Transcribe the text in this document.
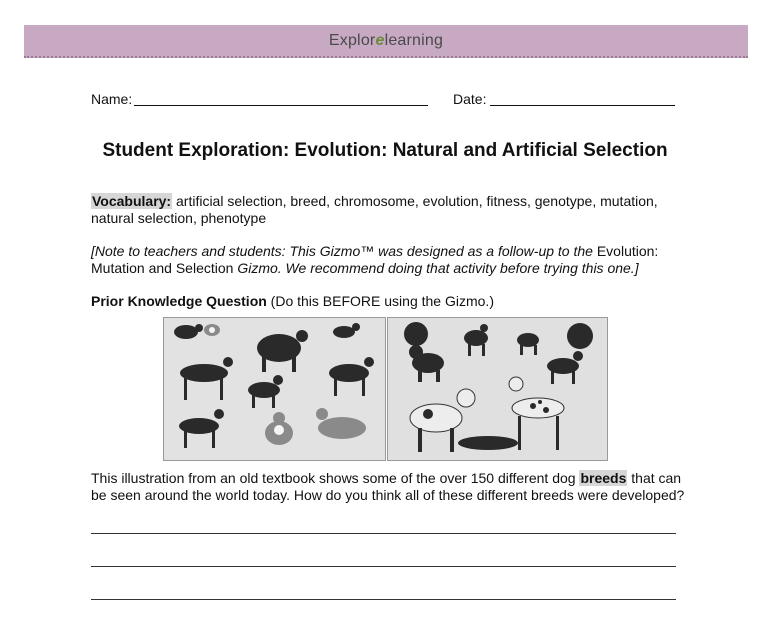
Explorelearning
Name:	Date:
Student Exploration: Evolution: Natural and Artificial Selection
Vocabulary: artificial selection, breed, chromosome, evolution, fitness, genotype, mutation, natural selection, phenotype
[Note to teachers and students: This Gizmo™ was designed as a follow-up to the Evolution: Mutation and Selection Gizmo. We recommend doing that activity before trying this one.]
Prior Knowledge Question (Do this BEFORE using the Gizmo.)
This illustration from an old textbook shows some of the over 150 different dog breeds that can be seen around the world today. How do you think all of these different breeds were developed?
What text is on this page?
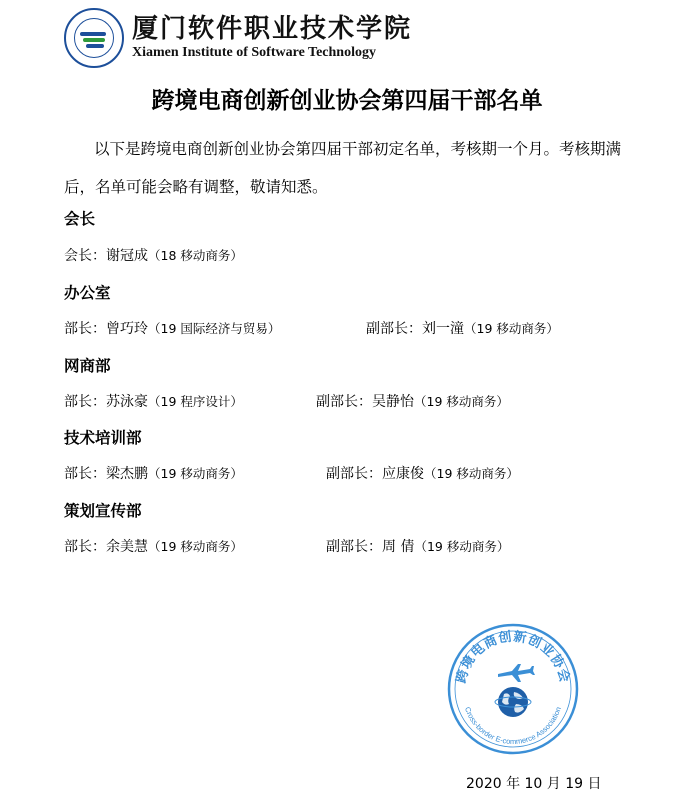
厦门软件职业技术学院
Xiamen Institute of Software Technology
跨境电商创新创业协会第四届干部名单
以下是跨境电商创新创业协会第四届干部初定名单，考核期一个月。考核期满后，名单可能会略有调整，敬请知悉。
会长
会长：谢冠成（18 移动商务）
办公室
部长：曾巧玲（19 国际经济与贸易）	副部长：刘一潼（19 移动商务）
网商部
部长：苏泳豪（19 程序设计）	副部长：吴静怡（19 移动商务）
技术培训部
部长：梁杰鹏（19 移动商务）	副部长：应康俊（19 移动商务）
策划宣传部
部长：余美慧（19 移动商务）	副部长：周 倩（19 移动商务）
跨境电商创新创业协会
Cross-border E-commerce Association
2020 年 10 月 19 日
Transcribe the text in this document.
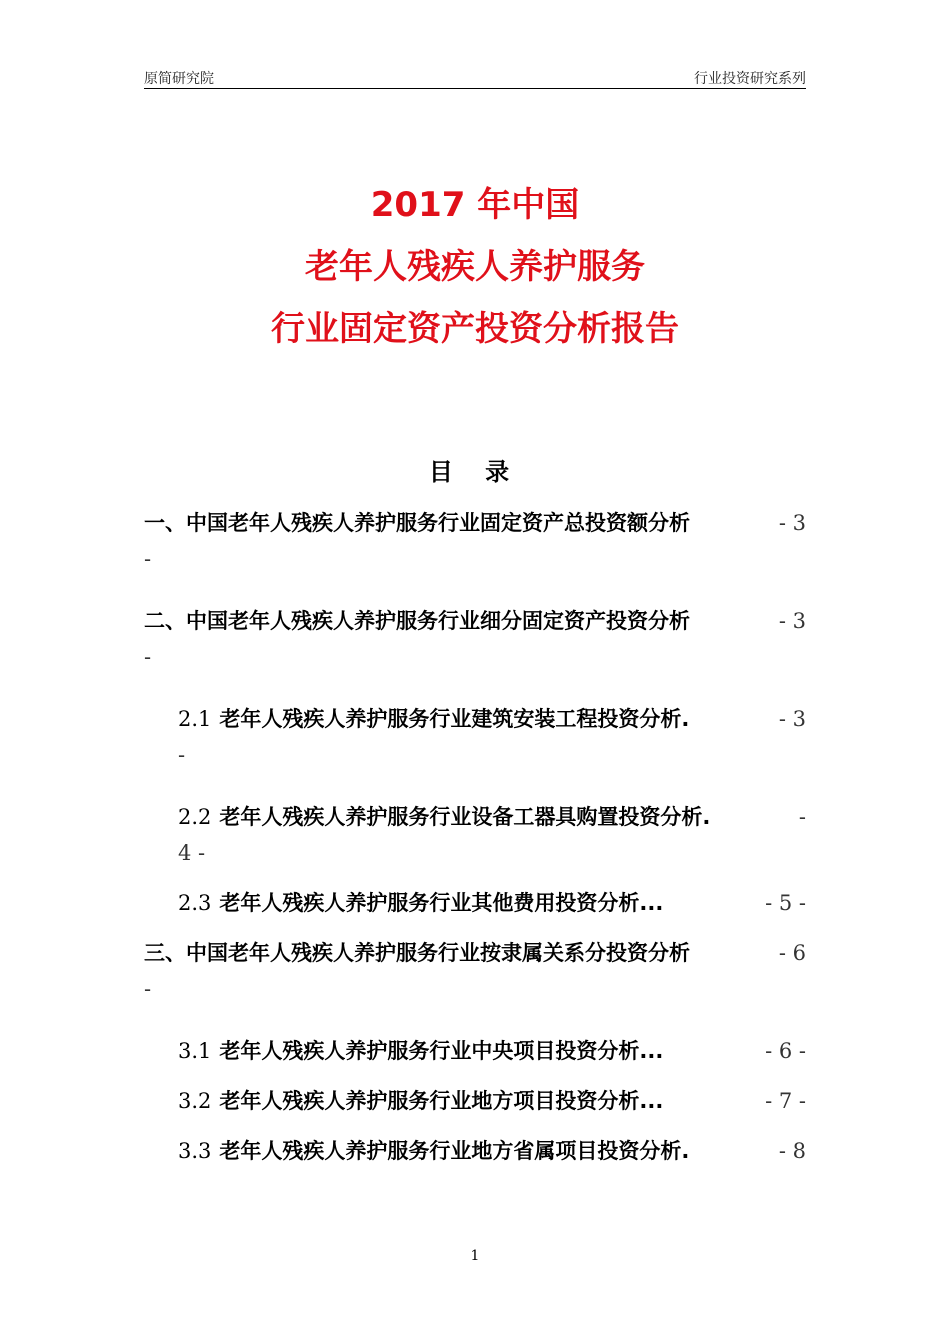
原简研究院	行业投资研究系列
2017 年中国
老年人残疾人养护服务
行业固定资产投资分析报告
目 录
一、中国老年人残疾人养护服务行业固定资产总投资额分析	- 3
-
二、中国老年人残疾人养护服务行业细分固定资产投资分析	- 3
-
2.1 老年人残疾人养护服务行业建筑安装工程投资分析.	- 3
-
2.2 老年人残疾人养护服务行业设备工器具购置投资分析.	-
4 -
2.3 老年人残疾人养护服务行业其他费用投资分析...	- 5 -
三、中国老年人残疾人养护服务行业按隶属关系分投资分析	- 6
-
3.1 老年人残疾人养护服务行业中央项目投资分析...	- 6 -
3.2 老年人残疾人养护服务行业地方项目投资分析...	- 7 -
3.3 老年人残疾人养护服务行业地方省属项目投资分析.	- 8
1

Instruction — Filter the records above and return every line that holds the word "移动商务".

Reply —
会长：谢冠成（18 移动商务）
部长：曾巧玲（19 国际经济与贸易）	副部长：刘一潼（19 移动商务）
部长：苏泳豪（19 程序设计）	副部长：吴静怡（19 移动商务）
部长：梁杰鹏（19 移动商务）	副部长：应康俊（19 移动商务）
部长：余美慧（19 移动商务）	副部长：周 倩（19 移动商务）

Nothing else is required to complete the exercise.